## [Task statement]
Search the data for the word "Schedule" and copy every line where it occurs.
>> Begin Task material
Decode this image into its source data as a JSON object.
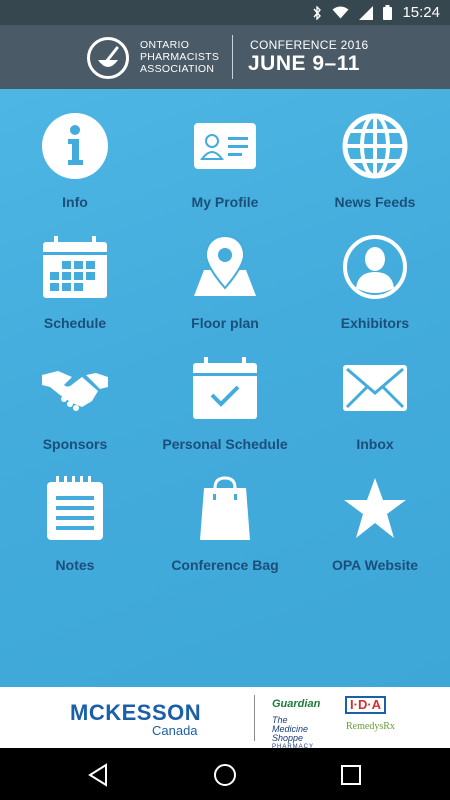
{
  "status_bar": {
    "time": "15:24",
    "icons": [
      "bluetooth-icon",
      "wifi-icon",
      "signal-icon",
      "battery-icon"
    ]
  },
  "header": {
    "org_name_lines": [
      "ONTARIO",
      "PHARMACISTS",
      "ASSOCIATION"
    ],
    "conference_label": "CONFERENCE 2016",
    "conference_date": "JUNE 9–11"
  },
  "menu": [
    {
      "label": "Info",
      "icon": "info-icon"
    },
    {
      "label": "My Profile",
      "icon": "profile-card-icon"
    },
    {
      "label": "News Feeds",
      "icon": "globe-icon"
    },
    {
      "label": "Schedule",
      "icon": "calendar-icon"
    },
    {
      "label": "Floor plan",
      "icon": "map-pin-icon"
    },
    {
      "label": "Exhibitors",
      "icon": "person-icon"
    },
    {
      "label": "Sponsors",
      "icon": "handshake-icon"
    },
    {
      "label": "Personal Schedule",
      "icon": "calendar-check-icon"
    },
    {
      "label": "Inbox",
      "icon": "envelope-icon"
    },
    {
      "label": "Notes",
      "icon": "notepad-icon"
    },
    {
      "label": "Conference Bag",
      "icon": "shopping-bag-icon"
    },
    {
      "label": "OPA Website",
      "icon": "star-icon"
    }
  ],
  "sponsors": {
    "mckesson": "MCKESSON",
    "mckesson_sub": "Canada",
    "guardian": "Guardian",
    "ida": "I·D·A",
    "medicine_shoppe_lines": [
      "The",
      "Medicine",
      "Shoppe",
      "PHARMACY"
    ],
    "remedys": "RemedysRx"
  },
  "nav": [
    "back-icon",
    "home-icon",
    "recents-icon"
  ],
  "colors": {
    "background": "#43acdc",
    "header": "#4a5a66",
    "label": "#1b4f7a",
    "brand_blue": "#1a5fa8"
  }
}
>> End Task material
## [Exercise answer]
      "label": "Schedule",
      "label": "Personal Schedule",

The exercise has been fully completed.